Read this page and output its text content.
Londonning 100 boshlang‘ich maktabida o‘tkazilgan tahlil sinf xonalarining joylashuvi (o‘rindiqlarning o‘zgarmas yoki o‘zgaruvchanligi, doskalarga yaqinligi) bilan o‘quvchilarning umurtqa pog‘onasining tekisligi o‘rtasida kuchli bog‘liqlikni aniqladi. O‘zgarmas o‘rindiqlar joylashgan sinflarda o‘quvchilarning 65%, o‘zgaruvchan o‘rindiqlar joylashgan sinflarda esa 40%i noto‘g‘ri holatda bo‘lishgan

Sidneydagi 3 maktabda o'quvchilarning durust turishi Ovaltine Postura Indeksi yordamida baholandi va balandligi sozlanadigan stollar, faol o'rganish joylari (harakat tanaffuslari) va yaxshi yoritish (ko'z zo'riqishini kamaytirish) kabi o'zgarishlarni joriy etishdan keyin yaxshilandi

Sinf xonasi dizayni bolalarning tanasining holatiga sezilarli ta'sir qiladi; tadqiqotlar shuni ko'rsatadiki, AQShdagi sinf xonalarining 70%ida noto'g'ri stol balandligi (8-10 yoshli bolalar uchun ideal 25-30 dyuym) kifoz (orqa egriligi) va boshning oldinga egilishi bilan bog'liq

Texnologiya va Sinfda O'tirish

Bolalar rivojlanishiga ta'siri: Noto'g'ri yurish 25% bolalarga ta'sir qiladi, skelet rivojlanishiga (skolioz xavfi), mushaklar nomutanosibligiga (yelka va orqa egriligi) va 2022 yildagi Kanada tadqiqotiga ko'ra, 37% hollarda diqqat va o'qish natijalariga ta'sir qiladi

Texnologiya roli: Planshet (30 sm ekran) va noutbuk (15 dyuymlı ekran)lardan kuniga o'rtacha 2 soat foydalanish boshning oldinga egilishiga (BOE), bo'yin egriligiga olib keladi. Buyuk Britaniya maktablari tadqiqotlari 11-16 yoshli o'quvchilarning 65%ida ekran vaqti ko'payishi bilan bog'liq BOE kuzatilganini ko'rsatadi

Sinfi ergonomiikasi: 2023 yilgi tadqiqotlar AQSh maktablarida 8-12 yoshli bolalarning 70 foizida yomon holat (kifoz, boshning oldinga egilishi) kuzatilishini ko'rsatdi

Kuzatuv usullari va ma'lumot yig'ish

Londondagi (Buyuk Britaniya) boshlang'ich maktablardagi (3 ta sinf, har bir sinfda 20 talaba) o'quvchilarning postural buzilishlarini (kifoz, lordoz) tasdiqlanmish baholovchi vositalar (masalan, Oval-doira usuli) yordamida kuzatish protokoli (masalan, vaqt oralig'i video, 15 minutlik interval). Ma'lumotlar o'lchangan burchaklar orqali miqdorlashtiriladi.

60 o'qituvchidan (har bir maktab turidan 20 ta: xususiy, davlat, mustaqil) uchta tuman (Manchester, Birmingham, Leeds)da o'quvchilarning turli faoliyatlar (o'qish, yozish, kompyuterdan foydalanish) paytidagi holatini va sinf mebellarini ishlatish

* * * * * * *

Written task. Extract the listing in its entirety, matching it exactly.

Correct result.
Read this page and output its text content.
Londonning 100 boshlang‘ich maktabida o‘tkazilgan tahlil sinf xonalarining joylashuvi (o‘rindiqlarning o‘zgarmas yoki o‘zgaruvchanligi, doskalarga yaqinligi) bilan o‘quvchilarning umurtqa pog‘onasining tekisligi o‘rtasida kuchli bog‘liqlikni aniqladi. O‘zgarmas o‘rindiqlar joylashgan sinflarda o‘quvchilarning 65%, o‘zgaruvchan o‘rindiqlar joylashgan sinflarda esa 40%i noto‘g‘ri holatda bo‘lishgan

Sidneydagi 3 maktabda o'quvchilarning durust turishi Ovaltine Postura Indeksi yordamida baholandi va balandligi sozlanadigan stollar, faol o'rganish joylari (harakat tanaffuslari) va yaxshi yoritish (ko'z zo'riqishini kamaytirish) kabi o'zgarishlarni joriy etishdan keyin yaxshilandi

Sinf xonasi dizayni bolalarning tanasining holatiga sezilarli ta'sir qiladi; tadqiqotlar shuni ko'rsatadiki, AQShdagi sinf xonalarining 70%ida noto'g'ri stol balandligi (8-10 yoshli bolalar uchun ideal 25-30 dyuym) kifoz (orqa egriligi) va boshning oldinga egilishi bilan bog'liq

Texnologiya va Sinfda O'tirish

Bolalar rivojlanishiga ta'siri: Noto'g'ri yurish 25% bolalarga ta'sir qiladi, skelet rivojlanishiga (skolioz xavfi), mushaklar nomutanosibligiga (yelka va orqa egriligi) va 2022 yildagi Kanada tadqiqotiga ko'ra, 37% hollarda diqqat va o'qish natijalariga ta'sir qiladi

Texnologiya roli: Planshet (30 sm ekran) va noutbuk (15 dyuymlı ekran)lardan kuniga o'rtacha 2 soat foydalanish boshning oldinga egilishiga (BOE), bo'yin egriligiga olib keladi. Buyuk Britaniya maktablari tadqiqotlari 11-16 yoshli o'quvchilarning 65%ida ekran vaqti ko'payishi bilan bog'liq BOE kuzatilganini ko'rsatadi

Sinfi ergonomiikasi: 2023 yilgi tadqiqotlar AQSh maktablarida 8-12 yoshli bolalarning 70 foizida yomon holat (kifoz, boshning oldinga egilishi) kuzatilishini ko'rsatdi

Kuzatuv usullari va ma'lumot yig'ish

Londondagi (Buyuk Britaniya) boshlang'ich maktablardagi (3 ta sinf, har bir sinfda 20 talaba) o'quvchilarning postural buzilishlarini (kifoz, lordoz) tasdiqlanmish baholovchi vositalar (masalan, Oval-doira usuli) yordamida kuzatish protokoli (masalan, vaqt oralig'i video, 15 minutlik interval). Ma'lumotlar o'lchangan burchaklar orqali miqdorlashtiriladi.

60 o'qituvchidan (har bir maktab turidan 20 ta: xususiy, davlat, mustaqil) uchta tuman (Manchester, Birmingham, Leeds)da o'quvchilarning turli faoliyatlar (o'qish, yozish, kompyuterdan foydalanish) paytidagi holatini va sinf mebellarini ishlatish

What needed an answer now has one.